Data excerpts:
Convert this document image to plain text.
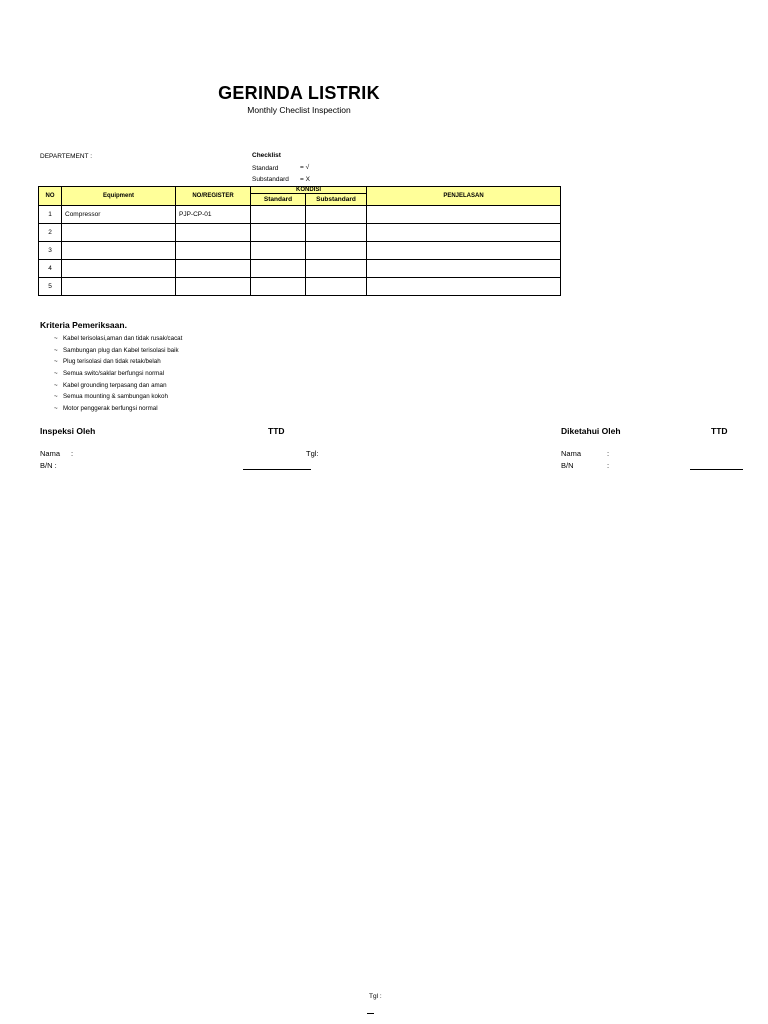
GERINDA LISTRIK
Monthly Checlist Inspection
DEPARTEMENT :	Checklist
Standard	= √
Substandard = X
NO	Equipment	NO/REGISTER	KONDISI		PENJELASAN
			Standard	Substandard	
1	Compressor	PJP-CP-01			
2					
3					
4					
5					
Kriteria Pemeriksaan.
~ Kabel terisolasi,aman dan tidak rusak/cacat
~ Sambungan plug dan Kabel terisolasi baik
~ Plug terisolasi dan tidak retak/belah
~ Semua switc/saklar berfungsi normal
~ Kabel grounding terpasang dan aman
~ Semua mounting & sambungan kokoh
~ Motor penggerak berfungsi normal
Inspeksi Oleh	TTD	Diketahui Oleh	TTD
Nama :	Tgl:
B/N :
Nama	:
B/N	:
Tgl :
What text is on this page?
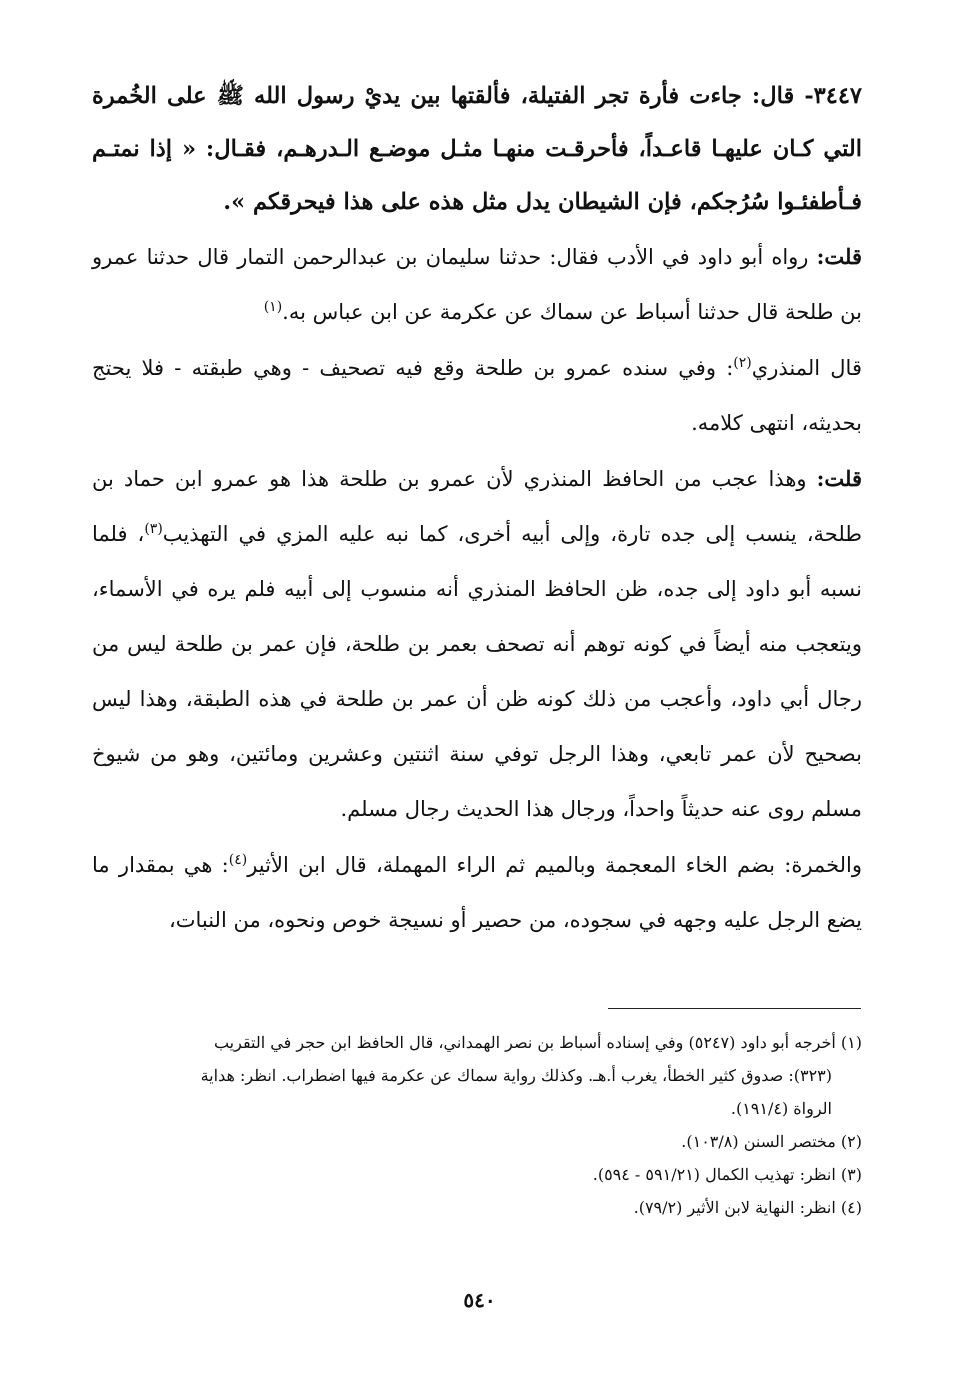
٣٤٤٧- قال: جاءت فأرة تجر الفتيلة، فألقتها بين يديْ رسول الله ﷺ على الخُمرة التي كـان عليهـا قاعـداً، فأحرقـت منهـا مثـل موضـع الـدرهـم، فقـال: « إذا نمتـم فـأطفئـوا سُرُجكم، فإن الشيطان يدل مثل هذه على هذا فيحرقكم ».

قلت: رواه أبو داود في الأدب فقال: حدثنا سليمان بن عبدالرحمن التمار قال حدثنا عمرو بن طلحة قال حدثنا أسباط عن سماك عن عكرمة عن ابن عباس به.$^{(١)}$

قال المنذري$^{(٢)}$: وفي سنده عمرو بن طلحة وقع فيه تصحيف - وهي طبقته - فلا يحتج بحديثه، انتهى كلامه.

قلت: وهذا عجب من الحافظ المنذري لأن عمرو بن طلحة هذا هو عمرو ابن حماد بن طلحة، ينسب إلى جده تارة، وإلى أبيه أخرى، كما نبه عليه المزي في التهذيب$^{(٣)}$، فلما نسبه أبو داود إلى جده، ظن الحافظ المنذري أنه منسوب إلى أبيه فلم يره في الأسماء، ويتعجب منه أيضاً في كونه توهم أنه تصحف بعمر بن طلحة، فإن عمر بن طلحة ليس من رجال أبي داود، وأعجب من ذلك كونه ظن أن عمر بن طلحة في هذه الطبقة، وهذا ليس بصحيح لأن عمر تابعي، وهذا الرجل توفي سنة اثنتين وعشرين ومائتين، وهو من شيوخ مسلم روى عنه حديثاً واحداً، ورجال هذا الحديث رجال مسلم.

والخمرة: بضم الخاء المعجمة وبالميم ثم الراء المهملة، قال ابن الأثير$^{(٤)}$: هي بمقدار ما يضع الرجل عليه وجهه في سجوده، من حصير أو نسيجة خوص ونحوه، من النبات،

(١) أخرجه أبو داود (٥٢٤٧) وفي إسناده أسباط بن نصر الهمداني، قال الحافظ ابن حجر في التقريب

(٣٢٣): صدوق كثير الخطأ، يغرب أ.هـ. وكذلك رواية سماك عن عكرمة فيها اضطراب. انظر: هداية

الرواة (١٩١/٤).

(٢) مختصر السنن (١٠٣/٨).

(٣) انظر: تهذيب الكمال (٥٩١/٢١ - ٥٩٤).

(٤) انظر: النهاية لابن الأثير (٧٩/٢).

٥٤٠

§ Problem statement:
Return the whole listing, word for word, and leave out every picture.

§ Exercise result:
Convert this document image to plain text.
GERINDA LISTRIK
Monthly Checlist Inspection
DEPARTEMENT :	Checklist
Standard	= √
Substandard = X
NO	Equipment	NO/REGISTER	KONDISI		PENJELASAN
			Standard	Substandard	
1	Compressor	PJP-CP-01			
2					
3					
4					
5					
Kriteria Pemeriksaan.
~ Kabel terisolasi,aman dan tidak rusak/cacat
~ Sambungan plug dan Kabel terisolasi baik
~ Plug terisolasi dan tidak retak/belah
~ Semua switc/saklar berfungsi normal
~ Kabel grounding terpasang dan aman
~ Semua mounting & sambungan kokoh
~ Motor penggerak berfungsi normal
Inspeksi Oleh	TTD	Diketahui Oleh	TTD
Nama :	Tgl:
B/N :
Nama	:
B/N	:
Tgl :
What text is on this page?
٣٤٤٧- قال: جاءت فأرة تجر الفتيلة، فألقتها بين يديْ رسول الله ﷺ على الخُمرة التي كـان عليهـا قاعـداً، فأحرقـت منهـا مثـل موضـع الـدرهـم، فقـال: « إذا نمتـم فـأطفئـوا سُرُجكم، فإن الشيطان يدل مثل هذه على هذا فيحرقكم ».

قلت: رواه أبو داود في الأدب فقال: حدثنا سليمان بن عبدالرحمن التمار قال حدثنا عمرو بن طلحة قال حدثنا أسباط عن سماك عن عكرمة عن ابن عباس به.$^{(١)}$

قال المنذري$^{(٢)}$: وفي سنده عمرو بن طلحة وقع فيه تصحيف - وهي طبقته - فلا يحتج بحديثه، انتهى كلامه.

قلت: وهذا عجب من الحافظ المنذري لأن عمرو بن طلحة هذا هو عمرو ابن حماد بن طلحة، ينسب إلى جده تارة، وإلى أبيه أخرى، كما نبه عليه المزي في التهذيب$^{(٣)}$، فلما نسبه أبو داود إلى جده، ظن الحافظ المنذري أنه منسوب إلى أبيه فلم يره في الأسماء، ويتعجب منه أيضاً في كونه توهم أنه تصحف بعمر بن طلحة، فإن عمر بن طلحة ليس من رجال أبي داود، وأعجب من ذلك كونه ظن أن عمر بن طلحة في هذه الطبقة، وهذا ليس بصحيح لأن عمر تابعي، وهذا الرجل توفي سنة اثنتين وعشرين ومائتين، وهو من شيوخ مسلم روى عنه حديثاً واحداً، ورجال هذا الحديث رجال مسلم.

والخمرة: بضم الخاء المعجمة وبالميم ثم الراء المهملة، قال ابن الأثير$^{(٤)}$: هي بمقدار ما يضع الرجل عليه وجهه في سجوده، من حصير أو نسيجة خوص ونحوه، من النبات،

(١) أخرجه أبو داود (٥٢٤٧) وفي إسناده أسباط بن نصر الهمداني، قال الحافظ ابن حجر في التقريب

(٣٢٣): صدوق كثير الخطأ، يغرب أ.هـ. وكذلك رواية سماك عن عكرمة فيها اضطراب. انظر: هداية

الرواة (١٩١/٤).

(٢) مختصر السنن (١٠٣/٨).

(٣) انظر: تهذيب الكمال (٥٩١/٢١ - ٥٩٤).

(٤) انظر: النهاية لابن الأثير (٧٩/٢).

٥٤٠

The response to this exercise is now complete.